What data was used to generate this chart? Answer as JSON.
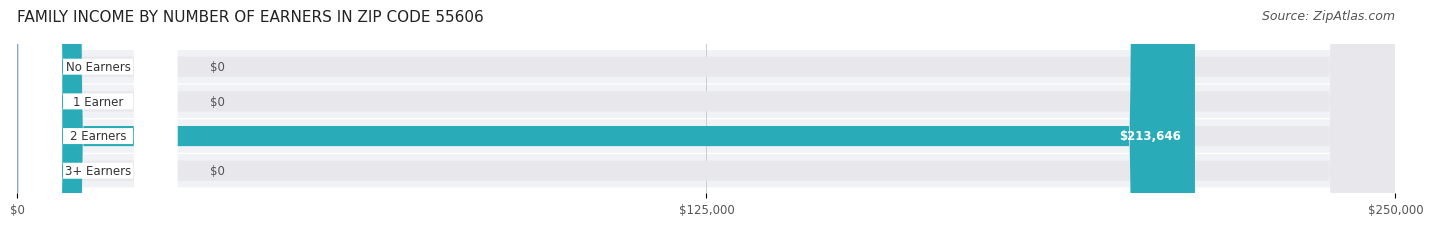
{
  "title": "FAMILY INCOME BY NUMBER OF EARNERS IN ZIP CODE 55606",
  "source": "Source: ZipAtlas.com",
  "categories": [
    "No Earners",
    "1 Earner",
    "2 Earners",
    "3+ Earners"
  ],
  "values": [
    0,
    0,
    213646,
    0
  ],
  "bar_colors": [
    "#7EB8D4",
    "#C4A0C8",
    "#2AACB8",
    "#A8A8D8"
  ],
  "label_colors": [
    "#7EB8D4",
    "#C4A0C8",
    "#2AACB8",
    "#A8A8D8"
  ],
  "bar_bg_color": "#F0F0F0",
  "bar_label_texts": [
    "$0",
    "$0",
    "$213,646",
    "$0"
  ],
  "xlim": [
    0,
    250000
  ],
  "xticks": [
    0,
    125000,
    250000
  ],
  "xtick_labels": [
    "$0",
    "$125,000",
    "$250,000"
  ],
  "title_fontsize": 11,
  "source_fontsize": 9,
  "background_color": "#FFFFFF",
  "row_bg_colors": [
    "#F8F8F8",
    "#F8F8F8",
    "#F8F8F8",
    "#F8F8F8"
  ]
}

------------------------------------------------------------------------

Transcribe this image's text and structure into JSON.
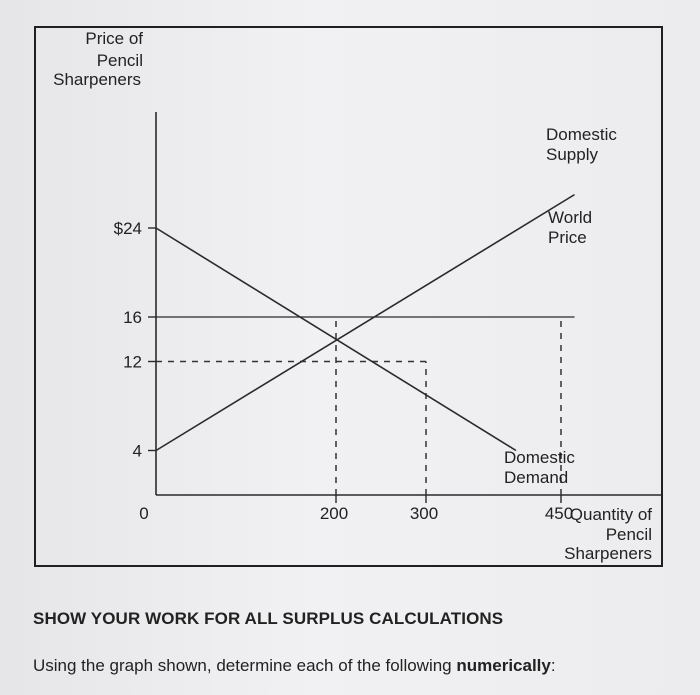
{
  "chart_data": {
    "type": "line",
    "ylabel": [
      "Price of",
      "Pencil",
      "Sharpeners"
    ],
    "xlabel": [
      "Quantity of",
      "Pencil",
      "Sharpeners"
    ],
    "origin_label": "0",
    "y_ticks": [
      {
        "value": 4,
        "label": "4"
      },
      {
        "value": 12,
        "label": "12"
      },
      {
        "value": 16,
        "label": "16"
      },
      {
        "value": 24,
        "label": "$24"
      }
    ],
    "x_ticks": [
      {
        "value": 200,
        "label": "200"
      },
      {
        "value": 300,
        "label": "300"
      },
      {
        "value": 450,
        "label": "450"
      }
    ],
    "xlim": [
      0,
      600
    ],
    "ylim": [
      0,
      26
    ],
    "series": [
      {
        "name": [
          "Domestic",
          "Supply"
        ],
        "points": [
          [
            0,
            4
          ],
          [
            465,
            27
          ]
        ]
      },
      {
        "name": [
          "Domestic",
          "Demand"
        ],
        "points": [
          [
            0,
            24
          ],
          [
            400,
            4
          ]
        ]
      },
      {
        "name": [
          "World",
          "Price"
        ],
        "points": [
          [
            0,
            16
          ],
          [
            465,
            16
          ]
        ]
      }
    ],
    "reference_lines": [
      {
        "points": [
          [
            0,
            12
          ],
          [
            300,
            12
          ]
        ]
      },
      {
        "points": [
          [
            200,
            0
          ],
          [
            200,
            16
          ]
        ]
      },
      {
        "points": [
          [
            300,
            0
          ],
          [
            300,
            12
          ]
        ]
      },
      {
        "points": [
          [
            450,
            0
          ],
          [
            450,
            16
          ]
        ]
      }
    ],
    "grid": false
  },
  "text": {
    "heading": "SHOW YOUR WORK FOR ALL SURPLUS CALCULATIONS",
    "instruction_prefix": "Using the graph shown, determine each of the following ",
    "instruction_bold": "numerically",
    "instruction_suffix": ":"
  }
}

------------------------------------------------------------------------

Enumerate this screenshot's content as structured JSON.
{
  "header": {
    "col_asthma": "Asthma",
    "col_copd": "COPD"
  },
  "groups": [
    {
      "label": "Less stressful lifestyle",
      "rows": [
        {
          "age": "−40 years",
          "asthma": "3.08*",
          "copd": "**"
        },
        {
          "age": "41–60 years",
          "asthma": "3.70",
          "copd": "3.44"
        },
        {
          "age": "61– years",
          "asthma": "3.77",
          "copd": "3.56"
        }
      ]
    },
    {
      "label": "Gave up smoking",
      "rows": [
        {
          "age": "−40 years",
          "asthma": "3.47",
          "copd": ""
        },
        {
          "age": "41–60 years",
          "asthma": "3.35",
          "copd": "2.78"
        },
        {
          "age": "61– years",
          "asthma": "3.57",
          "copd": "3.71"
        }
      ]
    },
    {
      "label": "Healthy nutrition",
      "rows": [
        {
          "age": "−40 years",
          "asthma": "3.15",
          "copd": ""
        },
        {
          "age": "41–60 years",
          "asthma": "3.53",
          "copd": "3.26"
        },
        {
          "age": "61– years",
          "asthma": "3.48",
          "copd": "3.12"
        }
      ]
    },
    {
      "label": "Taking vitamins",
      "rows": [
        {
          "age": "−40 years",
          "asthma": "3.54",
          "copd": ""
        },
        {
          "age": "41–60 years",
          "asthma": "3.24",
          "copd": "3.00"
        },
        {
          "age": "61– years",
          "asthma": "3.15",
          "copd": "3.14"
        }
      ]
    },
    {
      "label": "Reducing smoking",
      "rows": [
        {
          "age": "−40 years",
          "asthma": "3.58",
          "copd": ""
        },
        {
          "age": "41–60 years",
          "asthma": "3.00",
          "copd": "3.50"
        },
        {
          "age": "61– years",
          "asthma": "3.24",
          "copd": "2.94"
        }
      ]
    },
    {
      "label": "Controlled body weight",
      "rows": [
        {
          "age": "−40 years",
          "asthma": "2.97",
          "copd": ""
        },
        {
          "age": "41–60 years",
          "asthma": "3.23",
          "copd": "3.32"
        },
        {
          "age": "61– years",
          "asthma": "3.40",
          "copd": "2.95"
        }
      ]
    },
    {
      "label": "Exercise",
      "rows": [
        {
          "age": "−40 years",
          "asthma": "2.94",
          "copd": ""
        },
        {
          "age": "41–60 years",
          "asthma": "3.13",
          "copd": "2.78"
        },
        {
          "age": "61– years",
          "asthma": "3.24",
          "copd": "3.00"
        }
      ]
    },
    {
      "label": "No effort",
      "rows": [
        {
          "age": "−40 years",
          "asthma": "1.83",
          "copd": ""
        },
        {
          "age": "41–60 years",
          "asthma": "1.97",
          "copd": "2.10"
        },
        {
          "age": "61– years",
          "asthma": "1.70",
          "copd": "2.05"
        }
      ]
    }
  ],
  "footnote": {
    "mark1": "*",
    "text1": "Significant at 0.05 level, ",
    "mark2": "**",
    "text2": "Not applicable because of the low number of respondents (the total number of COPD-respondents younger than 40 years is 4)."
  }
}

------------------------------------------------------------------------

*EXERCISE BRIEF:* Copy all lines of the listing above that contain the string "smoking".

*FULL OUTPUT:*
      "label": "Gave up smoking",
      "label": "Reducing smoking",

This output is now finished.